#### Instructions for the task:
Copy every entry word for word. Skip the pictures.

#### Input:
* begin *
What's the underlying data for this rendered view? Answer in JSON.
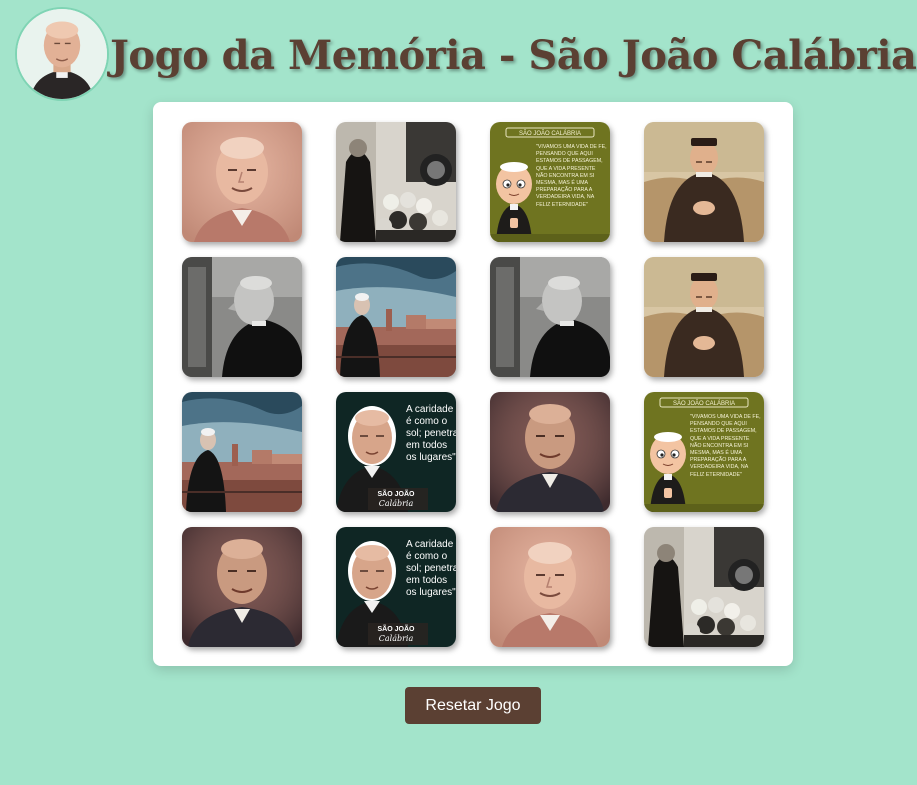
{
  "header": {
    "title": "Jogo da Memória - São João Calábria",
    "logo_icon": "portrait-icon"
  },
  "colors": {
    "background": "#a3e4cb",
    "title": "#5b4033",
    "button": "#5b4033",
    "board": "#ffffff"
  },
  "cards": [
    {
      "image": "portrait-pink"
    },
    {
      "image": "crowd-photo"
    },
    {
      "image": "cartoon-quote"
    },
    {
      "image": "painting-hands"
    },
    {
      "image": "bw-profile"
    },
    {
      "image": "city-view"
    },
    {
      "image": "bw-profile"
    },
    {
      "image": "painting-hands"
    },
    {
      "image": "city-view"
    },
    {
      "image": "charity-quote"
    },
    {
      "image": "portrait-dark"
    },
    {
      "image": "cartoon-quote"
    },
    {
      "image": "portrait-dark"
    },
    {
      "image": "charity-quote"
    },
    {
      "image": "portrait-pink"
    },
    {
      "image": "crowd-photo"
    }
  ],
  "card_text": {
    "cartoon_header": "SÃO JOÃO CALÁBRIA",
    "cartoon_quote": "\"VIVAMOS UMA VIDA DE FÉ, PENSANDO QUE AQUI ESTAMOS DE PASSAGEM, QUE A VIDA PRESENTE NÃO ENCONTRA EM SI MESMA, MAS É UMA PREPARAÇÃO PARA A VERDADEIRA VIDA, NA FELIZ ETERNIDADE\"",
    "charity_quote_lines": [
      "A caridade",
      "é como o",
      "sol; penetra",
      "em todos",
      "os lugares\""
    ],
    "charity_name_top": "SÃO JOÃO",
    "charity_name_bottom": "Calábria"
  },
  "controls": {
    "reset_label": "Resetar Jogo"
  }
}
* end *
#### Correct answer:
What's the underlying data for this rendered view? Answer in JSON.
{
  "header": {
    "title": "Jogo da Memória - São João Calábria",
    "logo_icon": "portrait-icon"
  },
  "colors": {
    "background": "#a3e4cb",
    "title": "#5b4033",
    "button": "#5b4033",
    "board": "#ffffff"
  },
  "cards": [
    {
      "image": "portrait-pink"
    },
    {
      "image": "crowd-photo"
    },
    {
      "image": "cartoon-quote"
    },
    {
      "image": "painting-hands"
    },
    {
      "image": "bw-profile"
    },
    {
      "image": "city-view"
    },
    {
      "image": "bw-profile"
    },
    {
      "image": "painting-hands"
    },
    {
      "image": "city-view"
    },
    {
      "image": "charity-quote"
    },
    {
      "image": "portrait-dark"
    },
    {
      "image": "cartoon-quote"
    },
    {
      "image": "portrait-dark"
    },
    {
      "image": "charity-quote"
    },
    {
      "image": "portrait-pink"
    },
    {
      "image": "crowd-photo"
    }
  ],
  "card_text": {
    "cartoon_header": "SÃO JOÃO CALÁBRIA",
    "cartoon_quote": "\"VIVAMOS UMA VIDA DE FÉ, PENSANDO QUE AQUI ESTAMOS DE PASSAGEM, QUE A VIDA PRESENTE NÃO ENCONTRA EM SI MESMA, MAS É UMA PREPARAÇÃO PARA A VERDADEIRA VIDA, NA FELIZ ETERNIDADE\"",
    "charity_quote_lines": [
      "A caridade",
      "é como o",
      "sol; penetra",
      "em todos",
      "os lugares\""
    ],
    "charity_name_top": "SÃO JOÃO",
    "charity_name_bottom": "Calábria"
  },
  "controls": {
    "reset_label": "Resetar Jogo"
  }
}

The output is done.